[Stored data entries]
#####
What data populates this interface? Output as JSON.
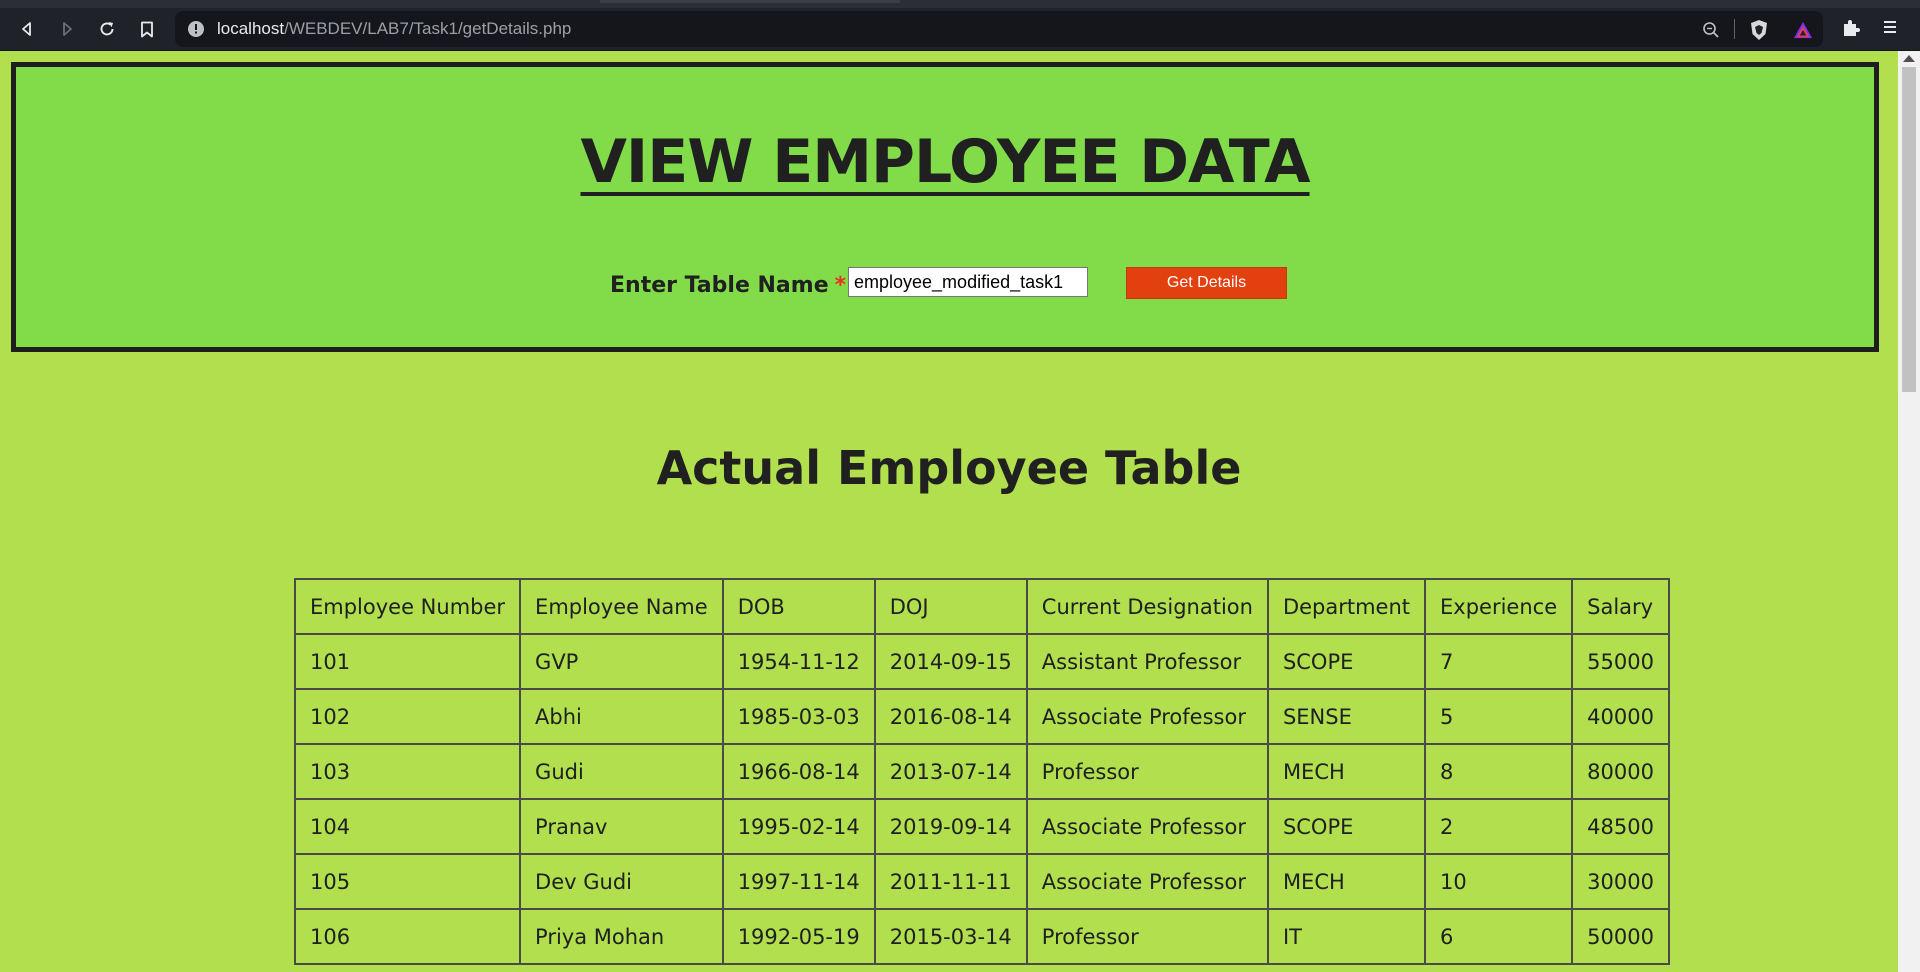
{
  "browser": {
    "url_host": "localhost",
    "url_path": "/WEBDEV/LAB7/Task1/getDetails.php",
    "colors": {
      "toolbar": "#202229",
      "urlbar": "#15161b"
    },
    "icons": [
      "back-icon",
      "forward-icon",
      "reload-icon",
      "bookmark-icon",
      "info-icon",
      "zoom-icon",
      "brave-shield-icon",
      "brave-rewards-icon",
      "extensions-icon",
      "menu-icon"
    ]
  },
  "header": {
    "title": "VIEW EMPLOYEE DATA",
    "form_label": "Enter Table Name",
    "required_mark": "*",
    "table_input_value": "employee_modified_task1",
    "submit_label": "Get Details"
  },
  "section": {
    "title": "Actual Employee Table"
  },
  "table": {
    "headers": [
      "Employee Number",
      "Employee Name",
      "DOB",
      "DOJ",
      "Current Designation",
      "Department",
      "Experience",
      "Salary"
    ],
    "rows": [
      [
        "101",
        "GVP",
        "1954-11-12",
        "2014-09-15",
        "Assistant Professor",
        "SCOPE",
        "7",
        "55000"
      ],
      [
        "102",
        "Abhi",
        "1985-03-03",
        "2016-08-14",
        "Associate Professor",
        "SENSE",
        "5",
        "40000"
      ],
      [
        "103",
        "Gudi",
        "1966-08-14",
        "2013-07-14",
        "Professor",
        "MECH",
        "8",
        "80000"
      ],
      [
        "104",
        "Pranav",
        "1995-02-14",
        "2019-09-14",
        "Associate Professor",
        "SCOPE",
        "2",
        "48500"
      ],
      [
        "105",
        "Dev Gudi",
        "1997-11-14",
        "2011-11-11",
        "Associate Professor",
        "MECH",
        "10",
        "30000"
      ],
      [
        "106",
        "Priya Mohan",
        "1992-05-19",
        "2015-03-14",
        "Professor",
        "IT",
        "6",
        "50000"
      ]
    ]
  },
  "colors": {
    "page_bg": "#b1df4e",
    "header_bg": "#82dc4a",
    "button_bg": "#e2400f",
    "required": "#e8321a"
  }
}
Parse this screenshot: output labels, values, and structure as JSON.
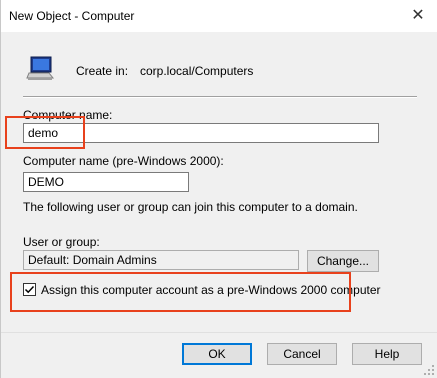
{
  "window": {
    "title": "New Object - Computer",
    "close_glyph": "✕"
  },
  "create_in": {
    "label": "Create in:",
    "value": "corp.local/Computers"
  },
  "computer_name": {
    "label": "Computer name:",
    "value": "demo"
  },
  "pre2000_name": {
    "label": "Computer name (pre-Windows 2000):",
    "value": "DEMO"
  },
  "join_info": "The following user or group can join this computer to a domain.",
  "user_group": {
    "label": "User or group:",
    "value": "Default: Domain Admins",
    "change_label": "Change..."
  },
  "assign_checkbox": {
    "label": "Assign this computer account as a pre-Windows 2000 computer",
    "checked": true
  },
  "buttons": {
    "ok": "OK",
    "cancel": "Cancel",
    "help": "Help"
  },
  "colors": {
    "highlight": "#e8411c",
    "accent": "#0078d7"
  }
}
#####
=== Task details ===
Search the listing above for the string "title". Copy every line that contains it.

=== Full solution ===
    "title": "VIEW EMPLOYEE DATA",
    "title": "Actual Employee Table"
    "title": "New Object - Computer",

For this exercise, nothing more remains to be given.